— start —

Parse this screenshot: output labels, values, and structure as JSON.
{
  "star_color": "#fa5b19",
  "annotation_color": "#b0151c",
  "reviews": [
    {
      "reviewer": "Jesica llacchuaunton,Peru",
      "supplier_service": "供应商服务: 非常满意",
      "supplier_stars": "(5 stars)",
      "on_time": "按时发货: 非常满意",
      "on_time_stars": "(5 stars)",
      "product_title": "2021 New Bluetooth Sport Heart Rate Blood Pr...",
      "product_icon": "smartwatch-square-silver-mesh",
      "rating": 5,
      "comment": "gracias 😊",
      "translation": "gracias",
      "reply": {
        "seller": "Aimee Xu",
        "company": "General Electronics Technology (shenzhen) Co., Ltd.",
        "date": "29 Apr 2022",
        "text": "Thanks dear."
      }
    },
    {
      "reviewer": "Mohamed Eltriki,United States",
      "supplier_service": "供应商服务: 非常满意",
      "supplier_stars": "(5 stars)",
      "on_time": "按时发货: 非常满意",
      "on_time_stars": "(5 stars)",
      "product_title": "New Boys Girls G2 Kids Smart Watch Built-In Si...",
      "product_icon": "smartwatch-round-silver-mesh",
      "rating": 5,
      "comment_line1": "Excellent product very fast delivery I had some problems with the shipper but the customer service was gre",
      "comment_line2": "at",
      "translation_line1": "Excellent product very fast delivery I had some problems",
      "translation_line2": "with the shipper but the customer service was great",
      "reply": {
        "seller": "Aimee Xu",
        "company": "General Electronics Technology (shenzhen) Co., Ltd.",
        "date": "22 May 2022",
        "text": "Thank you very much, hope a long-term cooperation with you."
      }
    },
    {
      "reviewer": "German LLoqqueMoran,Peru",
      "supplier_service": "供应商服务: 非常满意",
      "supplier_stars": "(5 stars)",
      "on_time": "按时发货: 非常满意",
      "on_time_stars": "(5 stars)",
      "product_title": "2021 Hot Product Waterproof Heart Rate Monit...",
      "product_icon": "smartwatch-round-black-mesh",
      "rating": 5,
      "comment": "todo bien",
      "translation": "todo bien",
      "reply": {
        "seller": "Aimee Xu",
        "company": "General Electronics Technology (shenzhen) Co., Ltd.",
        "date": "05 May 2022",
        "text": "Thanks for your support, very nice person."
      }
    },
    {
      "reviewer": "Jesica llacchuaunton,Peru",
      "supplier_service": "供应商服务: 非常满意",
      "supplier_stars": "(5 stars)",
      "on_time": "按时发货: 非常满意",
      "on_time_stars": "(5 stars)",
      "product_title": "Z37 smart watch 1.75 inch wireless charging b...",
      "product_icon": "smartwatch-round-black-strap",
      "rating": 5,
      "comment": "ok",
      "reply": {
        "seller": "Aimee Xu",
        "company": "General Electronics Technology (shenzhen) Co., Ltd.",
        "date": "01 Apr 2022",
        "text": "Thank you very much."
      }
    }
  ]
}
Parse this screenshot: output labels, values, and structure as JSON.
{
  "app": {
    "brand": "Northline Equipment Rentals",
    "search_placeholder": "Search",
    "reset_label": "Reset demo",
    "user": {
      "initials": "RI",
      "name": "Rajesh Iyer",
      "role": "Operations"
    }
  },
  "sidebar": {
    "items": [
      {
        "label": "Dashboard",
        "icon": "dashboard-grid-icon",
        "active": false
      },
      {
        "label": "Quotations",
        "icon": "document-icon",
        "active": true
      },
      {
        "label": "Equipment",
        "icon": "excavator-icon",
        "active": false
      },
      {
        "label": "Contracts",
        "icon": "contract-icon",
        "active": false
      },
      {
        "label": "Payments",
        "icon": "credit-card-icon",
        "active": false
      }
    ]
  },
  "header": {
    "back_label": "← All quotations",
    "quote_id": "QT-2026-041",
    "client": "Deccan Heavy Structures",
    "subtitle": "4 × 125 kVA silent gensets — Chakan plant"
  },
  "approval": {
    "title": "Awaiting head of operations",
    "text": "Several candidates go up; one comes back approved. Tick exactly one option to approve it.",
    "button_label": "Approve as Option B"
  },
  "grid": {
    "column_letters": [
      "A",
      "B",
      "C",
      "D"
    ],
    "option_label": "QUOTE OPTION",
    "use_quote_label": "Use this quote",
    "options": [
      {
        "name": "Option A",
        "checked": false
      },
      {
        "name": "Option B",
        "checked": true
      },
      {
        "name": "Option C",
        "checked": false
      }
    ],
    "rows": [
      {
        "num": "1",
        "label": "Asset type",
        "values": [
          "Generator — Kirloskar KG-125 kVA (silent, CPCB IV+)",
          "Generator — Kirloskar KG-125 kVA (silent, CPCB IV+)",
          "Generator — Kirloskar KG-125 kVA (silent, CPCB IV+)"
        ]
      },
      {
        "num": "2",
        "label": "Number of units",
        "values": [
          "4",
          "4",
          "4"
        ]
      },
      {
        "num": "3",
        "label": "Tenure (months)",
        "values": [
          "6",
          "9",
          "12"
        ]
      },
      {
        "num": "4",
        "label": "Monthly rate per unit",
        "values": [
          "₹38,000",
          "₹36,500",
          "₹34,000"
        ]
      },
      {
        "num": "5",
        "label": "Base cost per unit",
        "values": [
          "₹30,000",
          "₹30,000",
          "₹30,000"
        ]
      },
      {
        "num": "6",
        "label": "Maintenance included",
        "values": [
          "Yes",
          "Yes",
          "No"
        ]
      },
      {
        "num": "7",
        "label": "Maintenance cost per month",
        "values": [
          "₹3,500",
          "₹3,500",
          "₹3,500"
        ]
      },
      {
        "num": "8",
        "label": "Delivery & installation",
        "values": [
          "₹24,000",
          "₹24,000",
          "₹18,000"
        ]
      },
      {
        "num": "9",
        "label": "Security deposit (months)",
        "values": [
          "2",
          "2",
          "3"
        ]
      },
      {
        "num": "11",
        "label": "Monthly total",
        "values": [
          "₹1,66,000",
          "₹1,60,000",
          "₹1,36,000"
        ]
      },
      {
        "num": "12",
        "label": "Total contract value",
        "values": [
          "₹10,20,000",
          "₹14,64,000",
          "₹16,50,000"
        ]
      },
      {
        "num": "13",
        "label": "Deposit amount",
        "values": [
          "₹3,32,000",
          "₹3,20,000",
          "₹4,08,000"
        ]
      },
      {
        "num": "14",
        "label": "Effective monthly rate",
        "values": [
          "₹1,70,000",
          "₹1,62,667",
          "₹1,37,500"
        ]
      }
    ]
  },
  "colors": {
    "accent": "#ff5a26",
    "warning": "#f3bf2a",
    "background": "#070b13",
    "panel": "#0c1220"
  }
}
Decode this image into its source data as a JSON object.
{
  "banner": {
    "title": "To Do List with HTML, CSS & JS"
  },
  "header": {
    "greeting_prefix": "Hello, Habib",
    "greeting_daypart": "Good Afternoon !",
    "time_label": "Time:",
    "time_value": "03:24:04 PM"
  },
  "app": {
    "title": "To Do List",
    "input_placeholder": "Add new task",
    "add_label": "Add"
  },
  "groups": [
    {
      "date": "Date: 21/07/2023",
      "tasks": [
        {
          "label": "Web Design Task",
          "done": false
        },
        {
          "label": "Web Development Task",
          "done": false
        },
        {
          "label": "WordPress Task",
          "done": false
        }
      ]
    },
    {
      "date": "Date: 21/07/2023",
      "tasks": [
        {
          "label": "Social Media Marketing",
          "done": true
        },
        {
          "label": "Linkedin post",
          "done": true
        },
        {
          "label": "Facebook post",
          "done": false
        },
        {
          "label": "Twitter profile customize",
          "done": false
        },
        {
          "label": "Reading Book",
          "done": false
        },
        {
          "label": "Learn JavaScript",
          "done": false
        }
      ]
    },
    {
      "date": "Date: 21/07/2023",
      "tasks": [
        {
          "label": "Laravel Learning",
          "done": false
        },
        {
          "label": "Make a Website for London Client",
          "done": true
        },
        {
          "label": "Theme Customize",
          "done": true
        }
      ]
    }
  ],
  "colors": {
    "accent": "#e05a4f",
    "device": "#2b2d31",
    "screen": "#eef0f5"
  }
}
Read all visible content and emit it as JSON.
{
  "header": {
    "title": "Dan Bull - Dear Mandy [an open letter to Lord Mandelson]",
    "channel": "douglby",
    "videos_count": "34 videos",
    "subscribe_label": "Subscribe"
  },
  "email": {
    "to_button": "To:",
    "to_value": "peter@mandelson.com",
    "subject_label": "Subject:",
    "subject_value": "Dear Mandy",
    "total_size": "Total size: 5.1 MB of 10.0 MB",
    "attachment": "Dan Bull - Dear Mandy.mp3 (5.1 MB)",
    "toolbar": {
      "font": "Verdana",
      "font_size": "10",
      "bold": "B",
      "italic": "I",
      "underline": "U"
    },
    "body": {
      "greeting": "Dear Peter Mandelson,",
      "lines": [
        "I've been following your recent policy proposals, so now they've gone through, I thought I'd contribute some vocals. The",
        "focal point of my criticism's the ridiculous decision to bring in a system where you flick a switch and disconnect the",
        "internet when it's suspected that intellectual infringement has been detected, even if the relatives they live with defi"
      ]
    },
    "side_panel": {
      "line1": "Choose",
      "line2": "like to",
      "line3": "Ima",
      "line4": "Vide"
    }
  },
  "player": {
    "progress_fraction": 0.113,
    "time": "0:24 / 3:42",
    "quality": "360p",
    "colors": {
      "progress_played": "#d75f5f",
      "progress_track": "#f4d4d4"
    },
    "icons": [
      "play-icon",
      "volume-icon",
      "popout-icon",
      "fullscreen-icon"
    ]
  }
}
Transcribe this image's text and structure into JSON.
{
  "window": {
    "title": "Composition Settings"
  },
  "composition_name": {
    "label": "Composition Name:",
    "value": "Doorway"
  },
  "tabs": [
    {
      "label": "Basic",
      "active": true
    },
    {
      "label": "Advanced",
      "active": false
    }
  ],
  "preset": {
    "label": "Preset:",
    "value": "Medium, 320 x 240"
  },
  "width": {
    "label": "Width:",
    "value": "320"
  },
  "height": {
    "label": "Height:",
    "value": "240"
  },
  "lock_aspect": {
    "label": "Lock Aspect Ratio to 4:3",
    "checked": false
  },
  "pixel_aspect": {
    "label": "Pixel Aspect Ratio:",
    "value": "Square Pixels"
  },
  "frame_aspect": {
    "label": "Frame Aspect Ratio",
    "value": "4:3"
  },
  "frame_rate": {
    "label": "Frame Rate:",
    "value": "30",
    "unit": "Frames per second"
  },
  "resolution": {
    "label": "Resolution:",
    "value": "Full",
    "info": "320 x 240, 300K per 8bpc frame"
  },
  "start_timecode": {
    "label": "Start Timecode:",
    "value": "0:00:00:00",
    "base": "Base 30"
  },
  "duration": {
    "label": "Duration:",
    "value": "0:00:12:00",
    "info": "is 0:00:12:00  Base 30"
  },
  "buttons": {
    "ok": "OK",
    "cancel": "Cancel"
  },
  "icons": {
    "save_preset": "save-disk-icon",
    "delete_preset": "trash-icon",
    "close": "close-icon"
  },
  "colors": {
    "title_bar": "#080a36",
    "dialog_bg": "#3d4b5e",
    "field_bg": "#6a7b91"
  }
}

— end —

--- What to produce ---
What is the number of lines in the records that contain the word "silver"? Answer with the number and nothing else.

--- Answer to this problem ---
2